Stored records:

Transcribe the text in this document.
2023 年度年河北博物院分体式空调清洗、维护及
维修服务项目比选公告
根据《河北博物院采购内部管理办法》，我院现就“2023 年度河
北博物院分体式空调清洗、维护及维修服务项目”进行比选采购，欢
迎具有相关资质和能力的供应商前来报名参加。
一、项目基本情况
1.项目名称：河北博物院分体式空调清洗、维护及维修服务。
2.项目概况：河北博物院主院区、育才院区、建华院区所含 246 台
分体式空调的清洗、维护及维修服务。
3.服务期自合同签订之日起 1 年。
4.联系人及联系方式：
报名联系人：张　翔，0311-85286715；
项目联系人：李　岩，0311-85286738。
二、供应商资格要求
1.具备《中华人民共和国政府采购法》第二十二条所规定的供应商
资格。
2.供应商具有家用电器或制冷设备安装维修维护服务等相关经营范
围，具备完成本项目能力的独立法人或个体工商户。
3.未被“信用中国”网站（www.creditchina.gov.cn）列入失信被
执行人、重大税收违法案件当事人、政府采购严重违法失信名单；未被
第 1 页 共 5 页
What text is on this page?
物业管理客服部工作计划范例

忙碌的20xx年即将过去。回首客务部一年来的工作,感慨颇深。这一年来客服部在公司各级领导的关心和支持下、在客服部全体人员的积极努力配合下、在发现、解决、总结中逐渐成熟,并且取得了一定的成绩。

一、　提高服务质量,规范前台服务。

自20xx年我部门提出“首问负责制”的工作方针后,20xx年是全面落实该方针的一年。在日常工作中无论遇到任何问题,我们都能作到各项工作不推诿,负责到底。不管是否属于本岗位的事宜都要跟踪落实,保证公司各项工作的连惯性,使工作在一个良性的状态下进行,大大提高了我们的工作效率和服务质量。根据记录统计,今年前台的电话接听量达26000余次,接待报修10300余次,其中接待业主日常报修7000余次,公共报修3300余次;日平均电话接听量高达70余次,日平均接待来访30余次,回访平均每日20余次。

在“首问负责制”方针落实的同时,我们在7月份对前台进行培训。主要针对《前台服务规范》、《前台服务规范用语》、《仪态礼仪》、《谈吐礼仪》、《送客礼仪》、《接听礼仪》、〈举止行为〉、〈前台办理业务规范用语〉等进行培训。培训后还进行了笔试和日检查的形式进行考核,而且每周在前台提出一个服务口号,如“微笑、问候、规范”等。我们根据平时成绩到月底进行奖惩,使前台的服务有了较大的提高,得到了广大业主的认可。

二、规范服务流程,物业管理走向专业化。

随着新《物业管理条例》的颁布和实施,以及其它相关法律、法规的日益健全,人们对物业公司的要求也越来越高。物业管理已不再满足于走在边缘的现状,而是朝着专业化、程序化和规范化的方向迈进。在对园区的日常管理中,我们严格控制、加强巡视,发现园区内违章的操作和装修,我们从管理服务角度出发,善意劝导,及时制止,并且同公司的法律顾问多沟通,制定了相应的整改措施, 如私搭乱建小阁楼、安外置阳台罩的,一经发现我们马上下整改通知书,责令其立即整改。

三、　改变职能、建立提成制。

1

Problem description:
Please quote the records above exactly, without skipping a line.

Written reply:
Transcribe the text in this document.
2023 年度年河北博物院分体式空调清洗、维护及
维修服务项目比选公告
根据《河北博物院采购内部管理办法》，我院现就“2023 年度河
北博物院分体式空调清洗、维护及维修服务项目”进行比选采购，欢
迎具有相关资质和能力的供应商前来报名参加。
一、项目基本情况
1.项目名称：河北博物院分体式空调清洗、维护及维修服务。
2.项目概况：河北博物院主院区、育才院区、建华院区所含 246 台
分体式空调的清洗、维护及维修服务。
3.服务期自合同签订之日起 1 年。
4.联系人及联系方式：
报名联系人：张　翔，0311-85286715；
项目联系人：李　岩，0311-85286738。
二、供应商资格要求
1.具备《中华人民共和国政府采购法》第二十二条所规定的供应商
资格。
2.供应商具有家用电器或制冷设备安装维修维护服务等相关经营范
围，具备完成本项目能力的独立法人或个体工商户。
3.未被“信用中国”网站（www.creditchina.gov.cn）列入失信被
执行人、重大税收违法案件当事人、政府采购严重违法失信名单；未被
第 1 页 共 5 页
What text is on this page?
物业管理客服部工作计划范例

忙碌的20xx年即将过去。回首客务部一年来的工作,感慨颇深。这一年来客服部在公司各级领导的关心和支持下、在客服部全体人员的积极努力配合下、在发现、解决、总结中逐渐成熟,并且取得了一定的成绩。

一、　提高服务质量,规范前台服务。

自20xx年我部门提出“首问负责制”的工作方针后,20xx年是全面落实该方针的一年。在日常工作中无论遇到任何问题,我们都能作到各项工作不推诿,负责到底。不管是否属于本岗位的事宜都要跟踪落实,保证公司各项工作的连惯性,使工作在一个良性的状态下进行,大大提高了我们的工作效率和服务质量。根据记录统计,今年前台的电话接听量达26000余次,接待报修10300余次,其中接待业主日常报修7000余次,公共报修3300余次;日平均电话接听量高达70余次,日平均接待来访30余次,回访平均每日20余次。

在“首问负责制”方针落实的同时,我们在7月份对前台进行培训。主要针对《前台服务规范》、《前台服务规范用语》、《仪态礼仪》、《谈吐礼仪》、《送客礼仪》、《接听礼仪》、〈举止行为〉、〈前台办理业务规范用语〉等进行培训。培训后还进行了笔试和日检查的形式进行考核,而且每周在前台提出一个服务口号,如“微笑、问候、规范”等。我们根据平时成绩到月底进行奖惩,使前台的服务有了较大的提高,得到了广大业主的认可。

二、规范服务流程,物业管理走向专业化。

随着新《物业管理条例》的颁布和实施,以及其它相关法律、法规的日益健全,人们对物业公司的要求也越来越高。物业管理已不再满足于走在边缘的现状,而是朝着专业化、程序化和规范化的方向迈进。在对园区的日常管理中,我们严格控制、加强巡视,发现园区内违章的操作和装修,我们从管理服务角度出发,善意劝导,及时制止,并且同公司的法律顾问多沟通,制定了相应的整改措施, 如私搭乱建小阁楼、安外置阳台罩的,一经发现我们马上下整改通知书,责令其立即整改。

三、　改变职能、建立提成制。

1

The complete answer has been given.